(Data entries)
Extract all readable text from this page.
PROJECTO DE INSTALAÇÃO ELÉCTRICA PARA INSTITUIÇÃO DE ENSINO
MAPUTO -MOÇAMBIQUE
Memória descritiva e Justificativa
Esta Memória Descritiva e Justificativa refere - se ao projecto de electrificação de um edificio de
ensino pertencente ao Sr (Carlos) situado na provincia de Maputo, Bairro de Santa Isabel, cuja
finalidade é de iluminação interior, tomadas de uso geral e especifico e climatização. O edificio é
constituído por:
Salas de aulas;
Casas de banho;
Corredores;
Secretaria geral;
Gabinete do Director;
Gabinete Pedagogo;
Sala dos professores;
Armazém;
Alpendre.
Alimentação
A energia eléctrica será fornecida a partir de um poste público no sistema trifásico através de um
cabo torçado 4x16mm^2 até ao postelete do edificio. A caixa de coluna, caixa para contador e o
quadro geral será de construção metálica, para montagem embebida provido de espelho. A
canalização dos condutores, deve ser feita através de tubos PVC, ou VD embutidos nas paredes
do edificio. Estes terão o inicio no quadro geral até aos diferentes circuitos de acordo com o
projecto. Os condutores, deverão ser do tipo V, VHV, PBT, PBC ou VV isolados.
...
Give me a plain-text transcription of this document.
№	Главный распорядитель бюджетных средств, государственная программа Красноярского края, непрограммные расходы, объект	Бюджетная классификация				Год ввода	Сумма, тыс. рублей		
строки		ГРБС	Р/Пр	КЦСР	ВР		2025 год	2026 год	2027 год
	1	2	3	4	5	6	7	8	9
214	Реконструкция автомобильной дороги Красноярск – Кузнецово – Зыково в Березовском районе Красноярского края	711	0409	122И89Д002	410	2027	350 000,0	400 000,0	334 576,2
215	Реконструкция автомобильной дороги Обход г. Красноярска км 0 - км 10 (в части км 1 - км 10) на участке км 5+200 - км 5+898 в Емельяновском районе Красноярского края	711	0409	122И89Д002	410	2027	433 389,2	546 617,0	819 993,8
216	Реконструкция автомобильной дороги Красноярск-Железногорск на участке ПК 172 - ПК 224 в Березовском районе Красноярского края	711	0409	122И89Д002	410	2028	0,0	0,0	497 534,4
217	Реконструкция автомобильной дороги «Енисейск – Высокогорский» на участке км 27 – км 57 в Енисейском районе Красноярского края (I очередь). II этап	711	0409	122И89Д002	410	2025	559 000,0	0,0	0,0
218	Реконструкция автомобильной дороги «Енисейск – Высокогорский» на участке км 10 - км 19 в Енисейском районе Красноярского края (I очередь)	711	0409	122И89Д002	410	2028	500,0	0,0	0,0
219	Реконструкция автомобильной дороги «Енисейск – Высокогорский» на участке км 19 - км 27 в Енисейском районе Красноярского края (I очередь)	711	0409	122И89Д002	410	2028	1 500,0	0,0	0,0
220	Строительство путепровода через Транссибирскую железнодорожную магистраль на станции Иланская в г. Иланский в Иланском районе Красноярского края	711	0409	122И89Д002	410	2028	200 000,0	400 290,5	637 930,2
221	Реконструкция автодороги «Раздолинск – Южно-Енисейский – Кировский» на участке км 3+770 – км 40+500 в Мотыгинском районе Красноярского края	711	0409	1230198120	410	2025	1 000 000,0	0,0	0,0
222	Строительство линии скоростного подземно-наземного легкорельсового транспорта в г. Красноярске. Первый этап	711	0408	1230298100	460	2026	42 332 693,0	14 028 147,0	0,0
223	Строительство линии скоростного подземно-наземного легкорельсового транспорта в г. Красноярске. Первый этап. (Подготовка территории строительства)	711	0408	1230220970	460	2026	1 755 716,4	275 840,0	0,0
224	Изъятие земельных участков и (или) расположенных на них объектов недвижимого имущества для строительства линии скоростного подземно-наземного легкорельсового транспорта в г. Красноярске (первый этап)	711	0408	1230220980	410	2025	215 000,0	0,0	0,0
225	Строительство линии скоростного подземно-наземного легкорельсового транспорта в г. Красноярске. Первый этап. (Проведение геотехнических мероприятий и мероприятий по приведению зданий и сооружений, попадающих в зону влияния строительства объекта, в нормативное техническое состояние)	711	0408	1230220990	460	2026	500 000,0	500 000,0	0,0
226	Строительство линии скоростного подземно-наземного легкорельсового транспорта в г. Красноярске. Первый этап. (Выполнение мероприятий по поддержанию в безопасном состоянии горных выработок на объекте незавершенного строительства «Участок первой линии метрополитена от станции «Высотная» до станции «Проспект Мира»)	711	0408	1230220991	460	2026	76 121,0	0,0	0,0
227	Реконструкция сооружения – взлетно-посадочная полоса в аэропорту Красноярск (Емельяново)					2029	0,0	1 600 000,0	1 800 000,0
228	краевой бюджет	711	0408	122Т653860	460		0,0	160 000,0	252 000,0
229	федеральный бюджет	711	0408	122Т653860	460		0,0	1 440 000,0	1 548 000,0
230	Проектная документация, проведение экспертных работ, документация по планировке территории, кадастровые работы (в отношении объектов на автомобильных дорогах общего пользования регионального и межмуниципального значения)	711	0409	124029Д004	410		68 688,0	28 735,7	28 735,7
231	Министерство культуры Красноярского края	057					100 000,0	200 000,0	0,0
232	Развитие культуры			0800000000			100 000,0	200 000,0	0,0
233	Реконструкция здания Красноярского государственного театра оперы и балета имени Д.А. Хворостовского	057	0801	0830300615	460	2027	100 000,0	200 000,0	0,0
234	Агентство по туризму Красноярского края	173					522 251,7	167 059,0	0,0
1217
==
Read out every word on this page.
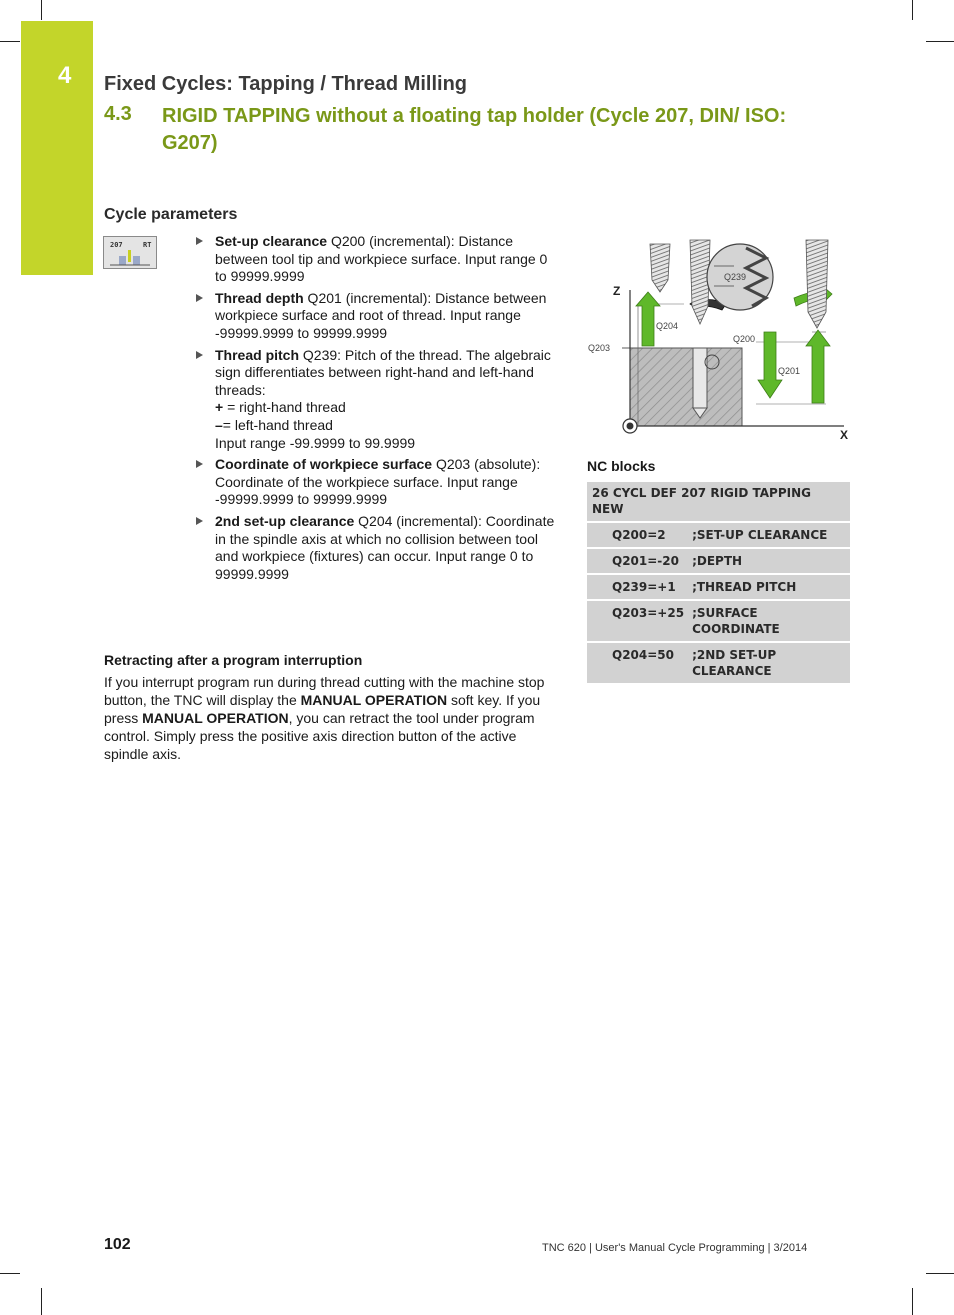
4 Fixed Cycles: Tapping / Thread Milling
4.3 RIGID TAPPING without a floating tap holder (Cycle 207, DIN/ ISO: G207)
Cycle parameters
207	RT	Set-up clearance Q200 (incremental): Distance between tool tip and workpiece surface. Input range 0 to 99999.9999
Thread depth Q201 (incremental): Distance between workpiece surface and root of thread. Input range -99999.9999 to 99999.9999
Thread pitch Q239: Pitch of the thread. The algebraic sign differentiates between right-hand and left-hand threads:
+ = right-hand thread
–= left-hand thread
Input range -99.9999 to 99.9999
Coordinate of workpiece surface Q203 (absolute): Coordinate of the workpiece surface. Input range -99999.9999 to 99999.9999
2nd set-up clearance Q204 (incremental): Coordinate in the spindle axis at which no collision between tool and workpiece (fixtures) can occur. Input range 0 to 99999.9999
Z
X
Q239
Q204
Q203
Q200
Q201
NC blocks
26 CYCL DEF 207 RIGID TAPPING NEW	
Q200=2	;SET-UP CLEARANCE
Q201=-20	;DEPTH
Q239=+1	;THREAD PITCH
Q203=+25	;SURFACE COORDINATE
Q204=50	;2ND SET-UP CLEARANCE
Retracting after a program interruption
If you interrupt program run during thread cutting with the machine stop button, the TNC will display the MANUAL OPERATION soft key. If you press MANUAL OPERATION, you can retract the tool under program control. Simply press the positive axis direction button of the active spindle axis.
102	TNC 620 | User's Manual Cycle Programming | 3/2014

Problem
Among the entries above, identify all lines with "geral" and copy them.

Solution to this problem
finalidade é de iluminação interior, tomadas de uso geral e especifico e climatização. O edificio é
Secretaria geral;
quadro geral será de construção metálica, para montagem embebida provido de espelho. A
do edificio. Estes terão o inicio no quadro geral até aos diferentes circuitos de acordo com o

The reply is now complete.